Entries provided:
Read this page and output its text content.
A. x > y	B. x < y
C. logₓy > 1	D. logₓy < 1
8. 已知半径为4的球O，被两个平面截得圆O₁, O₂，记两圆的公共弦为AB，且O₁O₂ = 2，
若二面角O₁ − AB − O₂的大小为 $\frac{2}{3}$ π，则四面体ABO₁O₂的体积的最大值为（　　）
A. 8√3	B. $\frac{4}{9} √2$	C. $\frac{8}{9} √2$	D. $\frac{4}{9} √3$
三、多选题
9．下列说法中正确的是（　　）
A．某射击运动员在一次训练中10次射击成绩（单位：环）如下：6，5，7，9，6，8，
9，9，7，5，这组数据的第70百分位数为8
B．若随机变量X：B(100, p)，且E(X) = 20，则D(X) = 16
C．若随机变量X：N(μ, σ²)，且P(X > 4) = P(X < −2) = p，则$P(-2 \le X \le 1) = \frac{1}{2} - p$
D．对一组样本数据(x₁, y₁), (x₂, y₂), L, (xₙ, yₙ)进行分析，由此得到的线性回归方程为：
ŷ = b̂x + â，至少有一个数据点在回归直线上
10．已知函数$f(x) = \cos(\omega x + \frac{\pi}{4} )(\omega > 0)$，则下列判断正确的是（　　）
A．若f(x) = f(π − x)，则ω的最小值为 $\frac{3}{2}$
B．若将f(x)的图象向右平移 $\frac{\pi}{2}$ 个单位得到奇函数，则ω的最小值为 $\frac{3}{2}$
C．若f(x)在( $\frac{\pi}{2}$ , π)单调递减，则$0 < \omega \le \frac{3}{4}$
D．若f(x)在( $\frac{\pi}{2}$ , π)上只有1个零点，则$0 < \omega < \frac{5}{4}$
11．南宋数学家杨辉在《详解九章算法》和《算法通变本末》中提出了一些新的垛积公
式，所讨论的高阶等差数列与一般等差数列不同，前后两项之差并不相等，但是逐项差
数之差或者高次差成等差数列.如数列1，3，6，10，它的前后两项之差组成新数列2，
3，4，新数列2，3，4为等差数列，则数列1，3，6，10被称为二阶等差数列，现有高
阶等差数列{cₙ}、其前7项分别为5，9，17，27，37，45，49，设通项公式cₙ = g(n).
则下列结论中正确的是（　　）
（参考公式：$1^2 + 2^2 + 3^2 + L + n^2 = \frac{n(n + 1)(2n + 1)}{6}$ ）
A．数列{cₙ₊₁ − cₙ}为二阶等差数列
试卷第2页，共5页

To be done:
Go through the entries and repeat each one exactly.

Answer to the task:
Read this page and output its text content.
A. x > y	B. x < y
C. logₓy > 1	D. logₓy < 1
8. 已知半径为4的球O，被两个平面截得圆O₁, O₂，记两圆的公共弦为AB，且O₁O₂ = 2，
若二面角O₁ − AB − O₂的大小为 $\frac{2}{3}$ π，则四面体ABO₁O₂的体积的最大值为（　　）
A. 8√3	B. $\frac{4}{9} √2$	C. $\frac{8}{9} √2$	D. $\frac{4}{9} √3$
三、多选题
9．下列说法中正确的是（　　）
A．某射击运动员在一次训练中10次射击成绩（单位：环）如下：6，5，7，9，6，8，
9，9，7，5，这组数据的第70百分位数为8
B．若随机变量X：B(100, p)，且E(X) = 20，则D(X) = 16
C．若随机变量X：N(μ, σ²)，且P(X > 4) = P(X < −2) = p，则$P(-2 \le X \le 1) = \frac{1}{2} - p$
D．对一组样本数据(x₁, y₁), (x₂, y₂), L, (xₙ, yₙ)进行分析，由此得到的线性回归方程为：
ŷ = b̂x + â，至少有一个数据点在回归直线上
10．已知函数$f(x) = \cos(\omega x + \frac{\pi}{4} )(\omega > 0)$，则下列判断正确的是（　　）
A．若f(x) = f(π − x)，则ω的最小值为 $\frac{3}{2}$
B．若将f(x)的图象向右平移 $\frac{\pi}{2}$ 个单位得到奇函数，则ω的最小值为 $\frac{3}{2}$
C．若f(x)在( $\frac{\pi}{2}$ , π)单调递减，则$0 < \omega \le \frac{3}{4}$
D．若f(x)在( $\frac{\pi}{2}$ , π)上只有1个零点，则$0 < \omega < \frac{5}{4}$
11．南宋数学家杨辉在《详解九章算法》和《算法通变本末》中提出了一些新的垛积公
式，所讨论的高阶等差数列与一般等差数列不同，前后两项之差并不相等，但是逐项差
数之差或者高次差成等差数列.如数列1，3，6，10，它的前后两项之差组成新数列2，
3，4，新数列2，3，4为等差数列，则数列1，3，6，10被称为二阶等差数列，现有高
阶等差数列{cₙ}、其前7项分别为5，9，17，27，37，45，49，设通项公式cₙ = g(n).
则下列结论中正确的是（　　）
（参考公式：$1^2 + 2^2 + 3^2 + L + n^2 = \frac{n(n + 1)(2n + 1)}{6}$ ）
A．数列{cₙ₊₁ − cₙ}为二阶等差数列
试卷第2页，共5页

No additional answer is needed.